Written problem ▸ Check each line of the listing, and copy it if it contains the word "клеток".

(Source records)
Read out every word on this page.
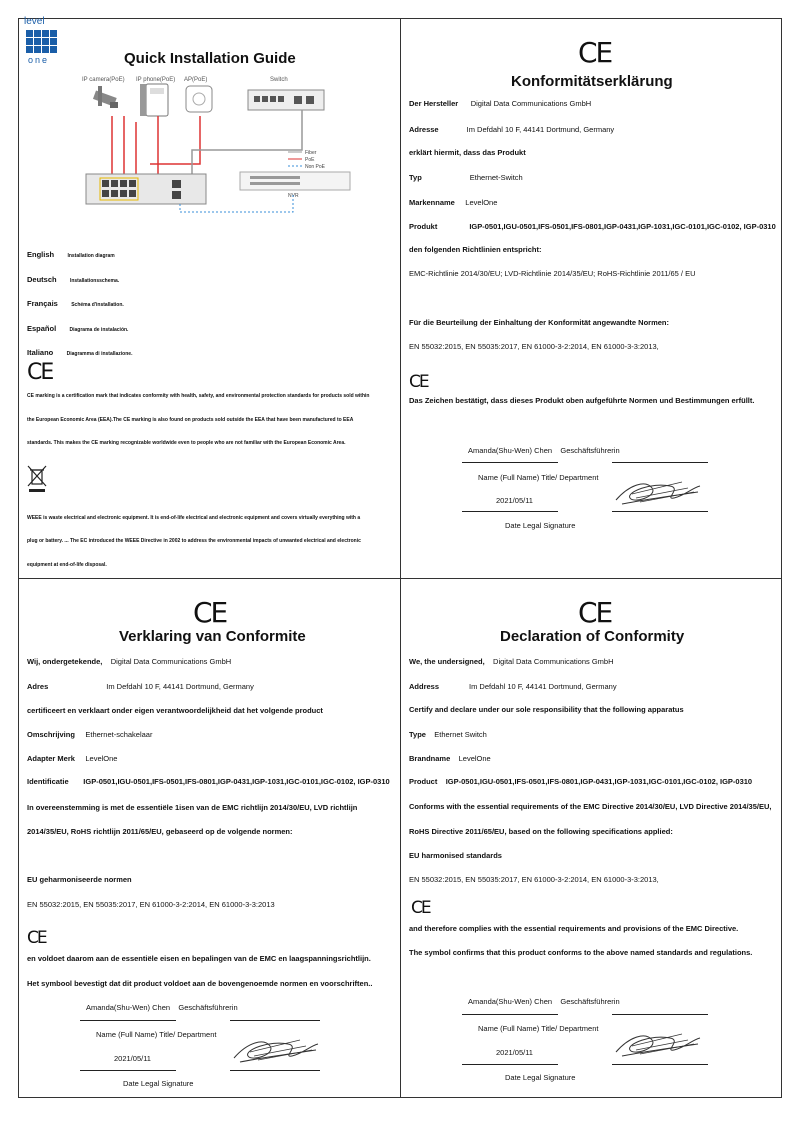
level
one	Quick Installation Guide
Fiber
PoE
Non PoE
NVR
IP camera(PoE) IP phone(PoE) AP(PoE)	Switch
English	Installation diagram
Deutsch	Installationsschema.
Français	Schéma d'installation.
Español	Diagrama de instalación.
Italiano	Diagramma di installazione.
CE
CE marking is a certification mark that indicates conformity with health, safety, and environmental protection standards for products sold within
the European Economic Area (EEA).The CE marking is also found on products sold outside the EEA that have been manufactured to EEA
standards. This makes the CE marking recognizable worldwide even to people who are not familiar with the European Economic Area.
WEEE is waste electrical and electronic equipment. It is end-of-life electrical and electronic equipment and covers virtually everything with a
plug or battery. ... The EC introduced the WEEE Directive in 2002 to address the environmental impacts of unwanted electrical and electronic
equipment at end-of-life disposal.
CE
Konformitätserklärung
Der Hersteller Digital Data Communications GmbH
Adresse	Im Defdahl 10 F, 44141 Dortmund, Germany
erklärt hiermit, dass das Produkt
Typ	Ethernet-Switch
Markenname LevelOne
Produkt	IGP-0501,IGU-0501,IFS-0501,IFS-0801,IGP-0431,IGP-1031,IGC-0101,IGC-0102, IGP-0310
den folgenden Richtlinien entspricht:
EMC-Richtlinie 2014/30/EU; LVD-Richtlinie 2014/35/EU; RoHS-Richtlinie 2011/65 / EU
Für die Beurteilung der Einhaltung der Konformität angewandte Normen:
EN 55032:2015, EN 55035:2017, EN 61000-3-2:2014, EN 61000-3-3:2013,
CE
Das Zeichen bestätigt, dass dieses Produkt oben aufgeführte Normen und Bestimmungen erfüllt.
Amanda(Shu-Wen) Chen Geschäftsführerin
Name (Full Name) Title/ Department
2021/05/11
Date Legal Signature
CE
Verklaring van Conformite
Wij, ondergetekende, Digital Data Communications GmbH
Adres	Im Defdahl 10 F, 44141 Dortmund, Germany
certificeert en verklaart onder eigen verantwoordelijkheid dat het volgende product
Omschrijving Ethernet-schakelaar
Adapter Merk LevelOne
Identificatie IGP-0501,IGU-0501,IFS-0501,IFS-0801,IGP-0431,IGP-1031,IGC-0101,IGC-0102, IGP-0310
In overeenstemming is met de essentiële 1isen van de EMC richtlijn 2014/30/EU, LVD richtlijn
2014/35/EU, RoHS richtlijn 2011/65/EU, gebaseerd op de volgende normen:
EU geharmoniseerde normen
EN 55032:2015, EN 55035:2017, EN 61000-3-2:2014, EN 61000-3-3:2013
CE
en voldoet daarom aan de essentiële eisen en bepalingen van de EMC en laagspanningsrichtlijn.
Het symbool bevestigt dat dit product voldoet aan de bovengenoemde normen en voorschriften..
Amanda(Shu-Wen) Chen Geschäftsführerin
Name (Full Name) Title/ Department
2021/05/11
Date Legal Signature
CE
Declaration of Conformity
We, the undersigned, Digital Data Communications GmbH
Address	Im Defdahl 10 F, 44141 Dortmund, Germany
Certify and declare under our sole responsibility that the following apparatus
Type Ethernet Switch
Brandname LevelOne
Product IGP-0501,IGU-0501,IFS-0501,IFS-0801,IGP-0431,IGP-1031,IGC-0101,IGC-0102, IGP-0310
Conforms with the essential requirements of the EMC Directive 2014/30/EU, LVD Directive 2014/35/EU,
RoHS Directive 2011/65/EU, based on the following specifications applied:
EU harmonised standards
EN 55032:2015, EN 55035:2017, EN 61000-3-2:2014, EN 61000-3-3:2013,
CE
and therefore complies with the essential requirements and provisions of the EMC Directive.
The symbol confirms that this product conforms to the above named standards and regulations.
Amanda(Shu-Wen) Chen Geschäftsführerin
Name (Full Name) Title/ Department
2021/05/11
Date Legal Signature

--

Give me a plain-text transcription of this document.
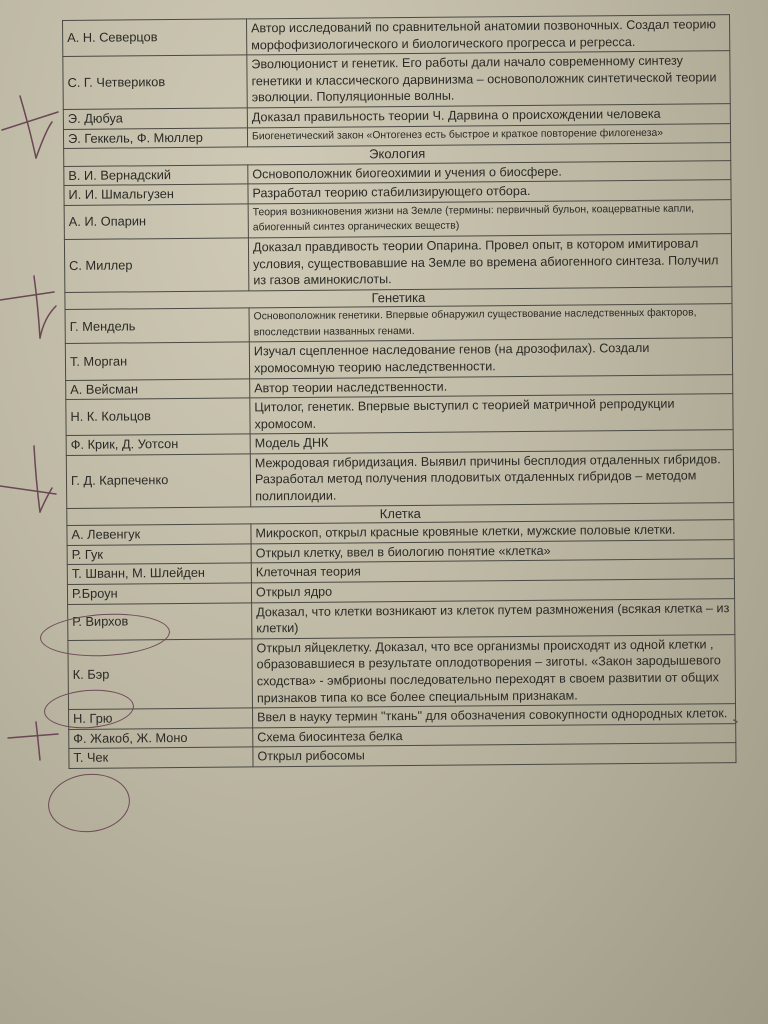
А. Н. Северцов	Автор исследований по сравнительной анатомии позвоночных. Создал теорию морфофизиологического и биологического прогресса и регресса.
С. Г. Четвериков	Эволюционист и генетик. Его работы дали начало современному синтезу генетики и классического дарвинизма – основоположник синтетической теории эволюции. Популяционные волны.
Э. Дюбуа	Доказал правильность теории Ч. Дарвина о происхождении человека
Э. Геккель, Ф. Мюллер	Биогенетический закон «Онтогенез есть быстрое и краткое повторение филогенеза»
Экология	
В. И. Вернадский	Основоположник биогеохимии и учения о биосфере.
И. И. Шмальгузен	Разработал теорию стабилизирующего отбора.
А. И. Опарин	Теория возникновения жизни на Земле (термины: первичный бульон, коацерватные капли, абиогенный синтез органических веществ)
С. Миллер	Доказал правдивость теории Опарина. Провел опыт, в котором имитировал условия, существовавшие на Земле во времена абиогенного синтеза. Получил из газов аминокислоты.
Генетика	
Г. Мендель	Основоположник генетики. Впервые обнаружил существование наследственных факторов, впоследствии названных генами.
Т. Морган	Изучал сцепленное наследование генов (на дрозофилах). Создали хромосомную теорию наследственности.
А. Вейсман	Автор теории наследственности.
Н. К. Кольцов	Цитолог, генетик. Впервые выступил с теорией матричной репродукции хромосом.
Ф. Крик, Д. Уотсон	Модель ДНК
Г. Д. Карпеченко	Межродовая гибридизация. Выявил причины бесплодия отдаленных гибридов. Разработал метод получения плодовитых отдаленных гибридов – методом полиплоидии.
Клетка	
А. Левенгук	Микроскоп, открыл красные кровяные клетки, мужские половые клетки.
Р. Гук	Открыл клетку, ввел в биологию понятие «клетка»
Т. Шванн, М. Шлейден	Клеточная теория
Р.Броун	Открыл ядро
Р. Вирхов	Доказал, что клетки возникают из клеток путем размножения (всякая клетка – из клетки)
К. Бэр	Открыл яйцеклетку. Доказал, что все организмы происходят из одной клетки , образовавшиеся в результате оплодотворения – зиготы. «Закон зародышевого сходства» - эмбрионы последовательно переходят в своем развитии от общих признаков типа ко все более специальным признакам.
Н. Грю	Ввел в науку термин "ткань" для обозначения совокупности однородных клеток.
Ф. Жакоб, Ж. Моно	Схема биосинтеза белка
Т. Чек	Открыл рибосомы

Solution to this exercise ▸
Р. Вирхов	Доказал, что клетки возникают из клеток путем размножения (всякая клетка – из клетки)
Н. Грю	Ввел в науку термин "ткань" для обозначения совокупности однородных клеток.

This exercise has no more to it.